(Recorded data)
--*--

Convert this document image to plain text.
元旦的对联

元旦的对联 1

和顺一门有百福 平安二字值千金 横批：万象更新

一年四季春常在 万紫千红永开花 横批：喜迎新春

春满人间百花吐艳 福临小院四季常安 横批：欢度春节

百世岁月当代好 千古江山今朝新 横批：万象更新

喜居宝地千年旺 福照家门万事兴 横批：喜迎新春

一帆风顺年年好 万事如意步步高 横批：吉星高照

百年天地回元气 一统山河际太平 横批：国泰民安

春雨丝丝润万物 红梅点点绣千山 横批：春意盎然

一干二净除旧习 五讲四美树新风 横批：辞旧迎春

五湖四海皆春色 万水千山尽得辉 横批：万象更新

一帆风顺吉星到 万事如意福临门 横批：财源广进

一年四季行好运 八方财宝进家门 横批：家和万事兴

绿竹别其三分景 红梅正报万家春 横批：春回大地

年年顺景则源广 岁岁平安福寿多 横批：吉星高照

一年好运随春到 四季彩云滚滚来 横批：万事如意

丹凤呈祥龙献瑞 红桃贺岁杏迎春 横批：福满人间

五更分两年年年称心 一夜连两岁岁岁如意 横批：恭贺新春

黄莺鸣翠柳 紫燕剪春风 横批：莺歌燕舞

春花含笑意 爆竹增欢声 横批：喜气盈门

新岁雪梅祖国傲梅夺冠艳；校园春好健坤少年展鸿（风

--*--

Extract every record and return it verbatim.

Convert this document image to plain text.
元旦的对联

元旦的对联 1

和顺一门有百福 平安二字值千金 横批：万象更新

一年四季春常在 万紫千红永开花 横批：喜迎新春

春满人间百花吐艳 福临小院四季常安 横批：欢度春节

百世岁月当代好 千古江山今朝新 横批：万象更新

喜居宝地千年旺 福照家门万事兴 横批：喜迎新春

一帆风顺年年好 万事如意步步高 横批：吉星高照

百年天地回元气 一统山河际太平 横批：国泰民安

春雨丝丝润万物 红梅点点绣千山 横批：春意盎然

一干二净除旧习 五讲四美树新风 横批：辞旧迎春

五湖四海皆春色 万水千山尽得辉 横批：万象更新

一帆风顺吉星到 万事如意福临门 横批：财源广进

一年四季行好运 八方财宝进家门 横批：家和万事兴

绿竹别其三分景 红梅正报万家春 横批：春回大地

年年顺景则源广 岁岁平安福寿多 横批：吉星高照

一年好运随春到 四季彩云滚滚来 横批：万事如意

丹凤呈祥龙献瑞 红桃贺岁杏迎春 横批：福满人间

五更分两年年年称心 一夜连两岁岁岁如意 横批：恭贺新春

黄莺鸣翠柳 紫燕剪春风 横批：莺歌燕舞

春花含笑意 爆竹增欢声 横批：喜气盈门

新岁雪梅祖国傲梅夺冠艳；校园春好健坤少年展鸿（风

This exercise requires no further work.